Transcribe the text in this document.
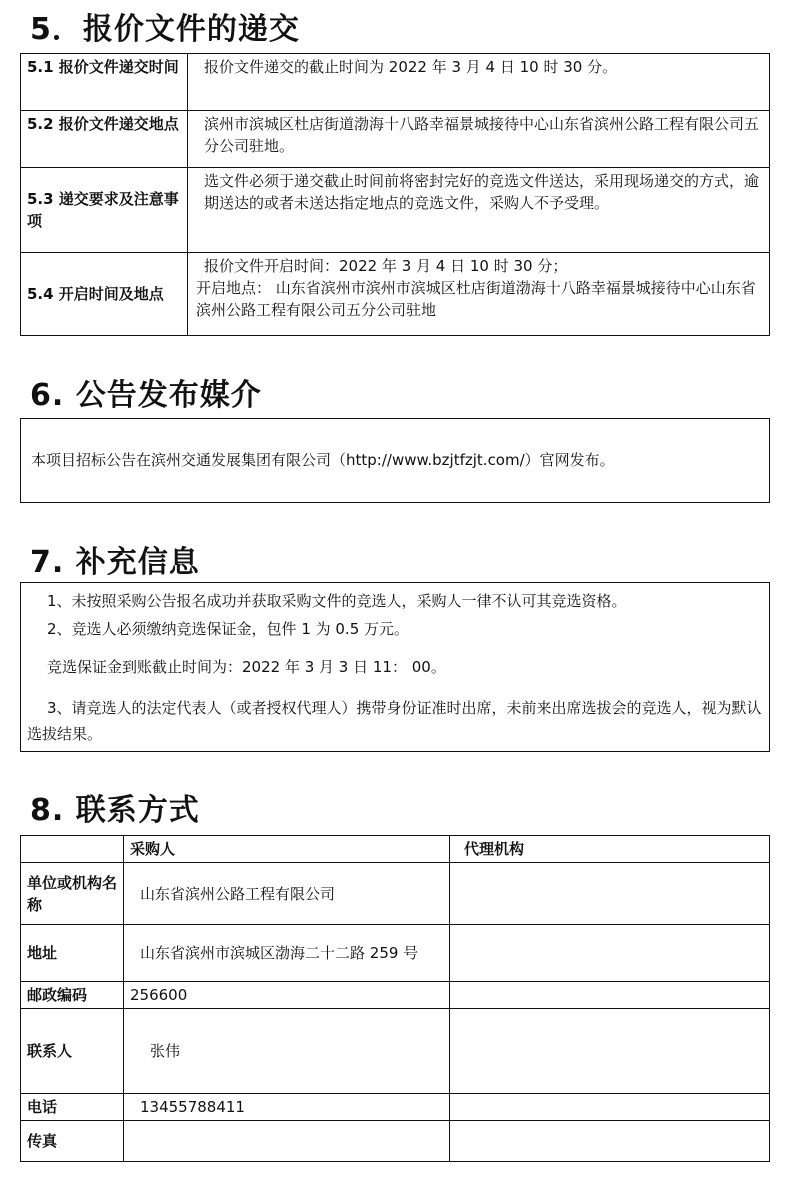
5．报价文件的递交
5.1 报价文件递交时间	报价文件递交的截止时间为 2022 年 3 月 4 日 10 时 30 分。
5.2 报价文件递交地点	滨州市滨城区杜店街道渤海十八路幸福景城接待中心山东省滨州公路工程有限公司五分公司驻地。
5.3 递交要求及注意事项	选文件必须于递交截止时间前将密封完好的竞选文件送达，采用现场递交的方式，逾期送达的或者未送达指定地点的竞选文件，采购人不予受理。
5.4 开启时间及地点	报价文件开启时间：2022 年 3 月 4 日 10 时 30 分；
开启地点： 山东省滨州市滨州市滨城区杜店街道渤海十八路幸福景城接待中心山东省滨州公路工程有限公司五分公司驻地
6. 公告发布媒介

本项目招标公告在滨州交通发展集团有限公司（http://www.bzjtfzjt.com/）官网发布。

7. 补充信息

1、未按照采购公告报名成功并获取采购文件的竞选人，采购人一律不认可其竞选资格。

2、竞选人必须缴纳竞选保证金，包件 1 为 0.5 万元。

竞选保证金到账截止时间为：2022 年 3 月 3 日 11： 00。

3、请竞选人的法定代表人（或者授权代理人）携带身份证准时出席，未前来出席选拔会的竞选人，视为默认选拔结果。

8. 联系方式
	采购人	代理机构
单位或机构名称	山东省滨州公路工程有限公司	
地址	山东省滨州市滨城区渤海二十二路 259 号	
邮政编码	256600	
联系人	张伟	
电话	13455788411	
传真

==========

## Stated problem:
In your copy of the listing above, reproduce each line exactly and omit all pictures.

## Final answer:
Transcribe the text in this document.
5．报价文件的递交
5.1 报价文件递交时间	报价文件递交的截止时间为 2022 年 3 月 4 日 10 时 30 分。
5.2 报价文件递交地点	滨州市滨城区杜店街道渤海十八路幸福景城接待中心山东省滨州公路工程有限公司五分公司驻地。
5.3 递交要求及注意事项	选文件必须于递交截止时间前将密封完好的竞选文件送达，采用现场递交的方式，逾期送达的或者未送达指定地点的竞选文件，采购人不予受理。
5.4 开启时间及地点	报价文件开启时间：2022 年 3 月 4 日 10 时 30 分；
开启地点： 山东省滨州市滨州市滨城区杜店街道渤海十八路幸福景城接待中心山东省滨州公路工程有限公司五分公司驻地
6. 公告发布媒介

本项目招标公告在滨州交通发展集团有限公司（http://www.bzjtfzjt.com/）官网发布。

7. 补充信息

1、未按照采购公告报名成功并获取采购文件的竞选人，采购人一律不认可其竞选资格。

2、竞选人必须缴纳竞选保证金，包件 1 为 0.5 万元。

竞选保证金到账截止时间为：2022 年 3 月 3 日 11： 00。

3、请竞选人的法定代表人（或者授权代理人）携带身份证准时出席，未前来出席选拔会的竞选人，视为默认选拔结果。

8. 联系方式
	采购人	代理机构
单位或机构名称	山东省滨州公路工程有限公司	
地址	山东省滨州市滨城区渤海二十二路 259 号	
邮政编码	256600	
联系人	张伟	
电话	13455788411	
传真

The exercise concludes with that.